Items —
______________________________

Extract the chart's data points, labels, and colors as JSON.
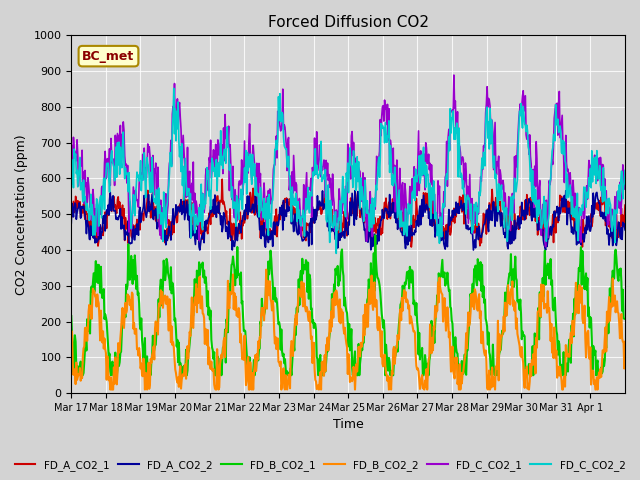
{
  "title": "Forced Diffusion CO2",
  "xlabel": "Time",
  "ylabel": "CO2 Concentration (ppm)",
  "ylim": [
    0,
    1000
  ],
  "fig_bg_color": "#d3d3d3",
  "ax_bg_color": "#d8d8d8",
  "annotation_text": "BC_met",
  "annotation_color": "#8b0000",
  "annotation_bg": "#ffffcc",
  "annotation_edge": "#aa8800",
  "x_tick_labels": [
    "Mar 17",
    "Mar 18",
    "Mar 19",
    "Mar 20",
    "Mar 21",
    "Mar 22",
    "Mar 23",
    "Mar 24",
    "Mar 25",
    "Mar 26",
    "Mar 27",
    "Mar 28",
    "Mar 29",
    "Mar 30",
    "Mar 31",
    "Apr 1"
  ],
  "y_tick_labels": [
    "0",
    "100",
    "200",
    "300",
    "400",
    "500",
    "600",
    "700",
    "800",
    "900",
    "1000"
  ],
  "y_tick_vals": [
    0,
    100,
    200,
    300,
    400,
    500,
    600,
    700,
    800,
    900,
    1000
  ],
  "series": [
    {
      "label": "FD_A_CO2_1",
      "color": "#cc0000",
      "lw": 1.2
    },
    {
      "label": "FD_A_CO2_2",
      "color": "#000099",
      "lw": 1.2
    },
    {
      "label": "FD_B_CO2_1",
      "color": "#00cc00",
      "lw": 1.5
    },
    {
      "label": "FD_B_CO2_2",
      "color": "#ff8800",
      "lw": 1.5
    },
    {
      "label": "FD_C_CO2_1",
      "color": "#9900cc",
      "lw": 1.2
    },
    {
      "label": "FD_C_CO2_2",
      "color": "#00cccc",
      "lw": 1.2
    }
  ]
}
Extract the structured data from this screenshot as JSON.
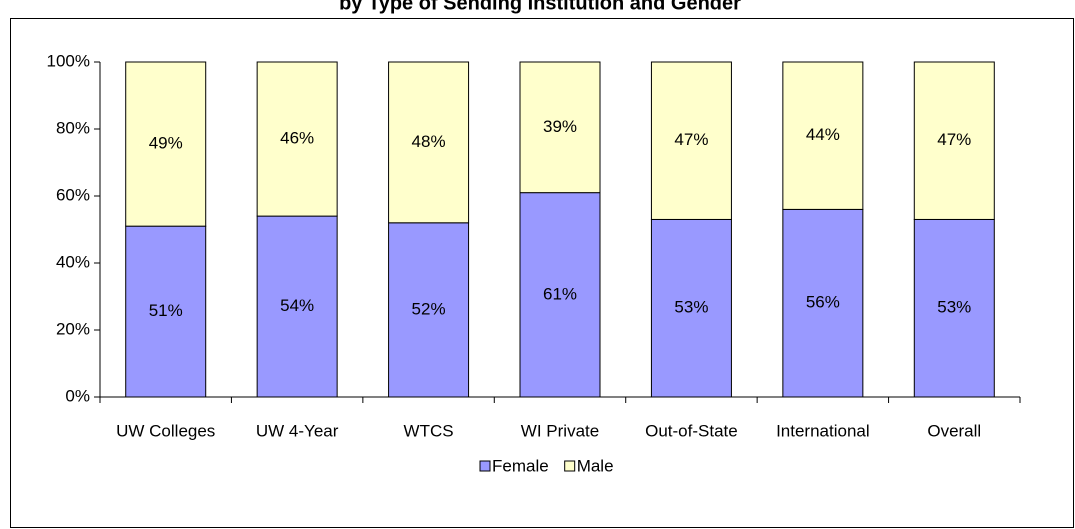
{
  "chart_data": {
    "type": "stacked_bar",
    "title": "by Type of Sending Institution and Gender",
    "categories": [
      "UW Colleges",
      "UW 4-Year",
      "WTCS",
      "WI Private",
      "Out-of-State",
      "International",
      "Overall"
    ],
    "series": [
      {
        "name": "Female",
        "color": "#9999ff",
        "values": [
          51,
          54,
          52,
          61,
          53,
          56,
          53
        ],
        "value_labels": [
          "51%",
          "54%",
          "52%",
          "61%",
          "53%",
          "56%",
          "53%"
        ]
      },
      {
        "name": "Male",
        "color": "#ffffcc",
        "values": [
          49,
          46,
          48,
          39,
          47,
          44,
          47
        ],
        "value_labels": [
          "49%",
          "46%",
          "48%",
          "39%",
          "47%",
          "44%",
          "47%"
        ]
      }
    ],
    "ylim": [
      0,
      100
    ],
    "yticks": [
      {
        "value": 0,
        "label": "0%"
      },
      {
        "value": 20,
        "label": "20%"
      },
      {
        "value": 40,
        "label": "40%"
      },
      {
        "value": 60,
        "label": "60%"
      },
      {
        "value": 80,
        "label": "80%"
      },
      {
        "value": 100,
        "label": "100%"
      }
    ],
    "legend": "bottom"
  }
}
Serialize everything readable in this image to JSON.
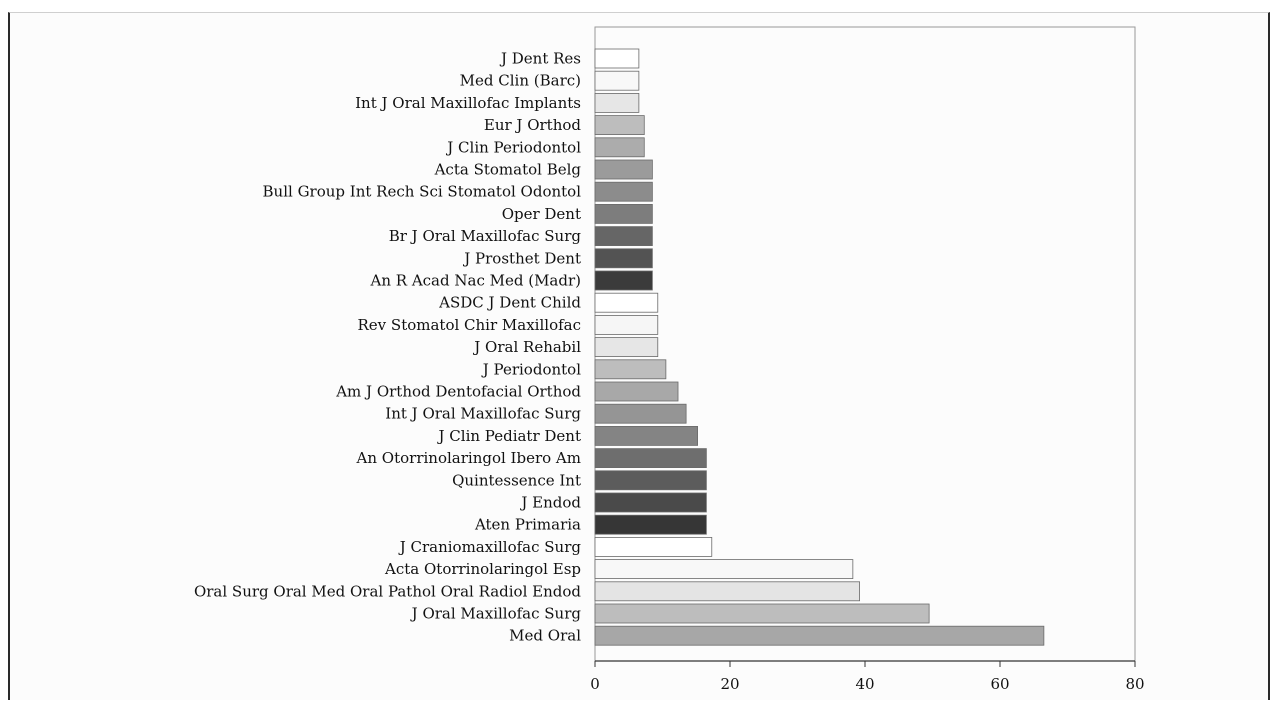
{
  "chart_data": {
    "type": "bar",
    "orientation": "horizontal",
    "title": "",
    "xlabel": "",
    "ylabel": "",
    "xlim": [
      0,
      80
    ],
    "xticks": [
      0,
      20,
      40,
      60,
      80
    ],
    "grid": false,
    "legend": "none",
    "categories": [
      "J Dent Res",
      "Med Clin (Barc)",
      "Int J Oral Maxillofac Implants",
      "Eur J Orthod",
      "J Clin Periodontol",
      "Acta Stomatol Belg",
      "Bull Group Int Rech Sci Stomatol Odontol",
      "Oper Dent",
      "Br J Oral Maxillofac Surg",
      "J Prosthet Dent",
      "An R Acad Nac Med (Madr)",
      "ASDC J Dent Child",
      "Rev Stomatol Chir Maxillofac",
      "J Oral Rehabil",
      "J Periodontol",
      "Am J Orthod Dentofacial Orthod",
      "Int J Oral Maxillofac Surg",
      "J Clin Pediatr Dent",
      "An Otorrinolaringol Ibero Am",
      "Quintessence Int",
      "J Endod",
      "Aten Primaria",
      "J Craniomaxillofac Surg",
      "Acta Otorrinolaringol Esp",
      "Oral Surg Oral Med Oral Pathol Oral Radiol Endod",
      "J Oral Maxillofac Surg",
      "Med Oral"
    ],
    "values": [
      6.5,
      6.5,
      6.5,
      7.3,
      7.3,
      8.5,
      8.5,
      8.5,
      8.5,
      8.5,
      8.5,
      9.3,
      9.3,
      9.3,
      10.5,
      12.3,
      13.5,
      15.2,
      16.5,
      16.5,
      16.5,
      16.5,
      17.3,
      38.2,
      39.2,
      49.5,
      66.5
    ],
    "colors": [
      "#ffffff",
      "#f8f8f8",
      "#e6e6e6",
      "#bdbdbd",
      "#acacac",
      "#9b9b9b",
      "#8c8c8c",
      "#7d7d7d",
      "#666666",
      "#535353",
      "#3b3b3b",
      "#ffffff",
      "#f6f6f6",
      "#e6e6e6",
      "#bdbdbd",
      "#a8a8a8",
      "#959595",
      "#848484",
      "#6e6e6e",
      "#5c5c5c",
      "#4a4a4a",
      "#363636",
      "#ffffff",
      "#f8f8f8",
      "#e4e4e4",
      "#bdbdbd",
      "#a7a7a7"
    ]
  }
}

______________________________

Exercise task — Copy the lines from the entries above in which the word "Stomatol" appears.

Full answer —
      "Acta Stomatol Belg",
      "Bull Group Int Rech Sci Stomatol Odontol",
      "Rev Stomatol Chir Maxillofac",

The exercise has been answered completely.